**WHAT IS EXPECTED**
What follows is a listing; give it again exactly, in its entirety.

Collected data
# # # #

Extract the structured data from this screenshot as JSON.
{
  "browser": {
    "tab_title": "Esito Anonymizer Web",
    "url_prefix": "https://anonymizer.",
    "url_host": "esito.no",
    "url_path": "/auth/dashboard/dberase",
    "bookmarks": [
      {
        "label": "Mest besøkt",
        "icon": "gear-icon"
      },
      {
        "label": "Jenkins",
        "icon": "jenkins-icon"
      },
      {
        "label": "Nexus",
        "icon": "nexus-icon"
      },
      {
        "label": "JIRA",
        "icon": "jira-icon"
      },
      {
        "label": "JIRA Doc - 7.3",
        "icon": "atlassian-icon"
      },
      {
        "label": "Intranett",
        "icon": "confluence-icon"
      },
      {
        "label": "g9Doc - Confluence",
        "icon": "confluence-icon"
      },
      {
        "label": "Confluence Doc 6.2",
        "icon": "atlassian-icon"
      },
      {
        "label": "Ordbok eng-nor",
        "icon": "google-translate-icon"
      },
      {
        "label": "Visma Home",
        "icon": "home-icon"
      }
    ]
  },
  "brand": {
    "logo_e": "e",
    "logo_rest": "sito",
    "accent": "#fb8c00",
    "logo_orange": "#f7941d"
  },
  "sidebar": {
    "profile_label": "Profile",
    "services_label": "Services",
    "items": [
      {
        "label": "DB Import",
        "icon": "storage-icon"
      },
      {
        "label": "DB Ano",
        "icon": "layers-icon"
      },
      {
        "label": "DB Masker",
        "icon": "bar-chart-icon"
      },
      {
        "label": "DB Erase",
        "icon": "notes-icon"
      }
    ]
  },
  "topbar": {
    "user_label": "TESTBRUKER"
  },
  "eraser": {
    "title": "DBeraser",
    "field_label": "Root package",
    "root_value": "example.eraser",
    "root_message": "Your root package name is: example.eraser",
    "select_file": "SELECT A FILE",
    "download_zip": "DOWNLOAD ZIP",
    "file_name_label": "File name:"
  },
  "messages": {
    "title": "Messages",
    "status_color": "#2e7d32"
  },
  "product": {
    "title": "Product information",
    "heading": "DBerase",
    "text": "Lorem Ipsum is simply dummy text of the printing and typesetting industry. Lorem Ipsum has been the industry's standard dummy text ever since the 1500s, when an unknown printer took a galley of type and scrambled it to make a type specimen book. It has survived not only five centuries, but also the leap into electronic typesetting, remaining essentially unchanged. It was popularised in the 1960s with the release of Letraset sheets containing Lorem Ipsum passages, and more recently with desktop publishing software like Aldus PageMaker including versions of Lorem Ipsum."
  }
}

# # # #

**OUTPUT OF THE EXERCISE**
Extract the structured data from this screenshot as JSON.
{
  "browser": {
    "tab_title": "Esito Anonymizer Web",
    "url_prefix": "https://anonymizer.",
    "url_host": "esito.no",
    "url_path": "/auth/dashboard/dberase",
    "bookmarks": [
      {
        "label": "Mest besøkt",
        "icon": "gear-icon"
      },
      {
        "label": "Jenkins",
        "icon": "jenkins-icon"
      },
      {
        "label": "Nexus",
        "icon": "nexus-icon"
      },
      {
        "label": "JIRA",
        "icon": "jira-icon"
      },
      {
        "label": "JIRA Doc - 7.3",
        "icon": "atlassian-icon"
      },
      {
        "label": "Intranett",
        "icon": "confluence-icon"
      },
      {
        "label": "g9Doc - Confluence",
        "icon": "confluence-icon"
      },
      {
        "label": "Confluence Doc 6.2",
        "icon": "atlassian-icon"
      },
      {
        "label": "Ordbok eng-nor",
        "icon": "google-translate-icon"
      },
      {
        "label": "Visma Home",
        "icon": "home-icon"
      }
    ]
  },
  "brand": {
    "logo_e": "e",
    "logo_rest": "sito",
    "accent": "#fb8c00",
    "logo_orange": "#f7941d"
  },
  "sidebar": {
    "profile_label": "Profile",
    "services_label": "Services",
    "items": [
      {
        "label": "DB Import",
        "icon": "storage-icon"
      },
      {
        "label": "DB Ano",
        "icon": "layers-icon"
      },
      {
        "label": "DB Masker",
        "icon": "bar-chart-icon"
      },
      {
        "label": "DB Erase",
        "icon": "notes-icon"
      }
    ]
  },
  "topbar": {
    "user_label": "TESTBRUKER"
  },
  "eraser": {
    "title": "DBeraser",
    "field_label": "Root package",
    "root_value": "example.eraser",
    "root_message": "Your root package name is: example.eraser",
    "select_file": "SELECT A FILE",
    "download_zip": "DOWNLOAD ZIP",
    "file_name_label": "File name:"
  },
  "messages": {
    "title": "Messages",
    "status_color": "#2e7d32"
  },
  "product": {
    "title": "Product information",
    "heading": "DBerase",
    "text": "Lorem Ipsum is simply dummy text of the printing and typesetting industry. Lorem Ipsum has been the industry's standard dummy text ever since the 1500s, when an unknown printer took a galley of type and scrambled it to make a type specimen book. It has survived not only five centuries, but also the leap into electronic typesetting, remaining essentially unchanged. It was popularised in the 1960s with the release of Letraset sheets containing Lorem Ipsum passages, and more recently with desktop publishing software like Aldus PageMaker including versions of Lorem Ipsum."
  }
}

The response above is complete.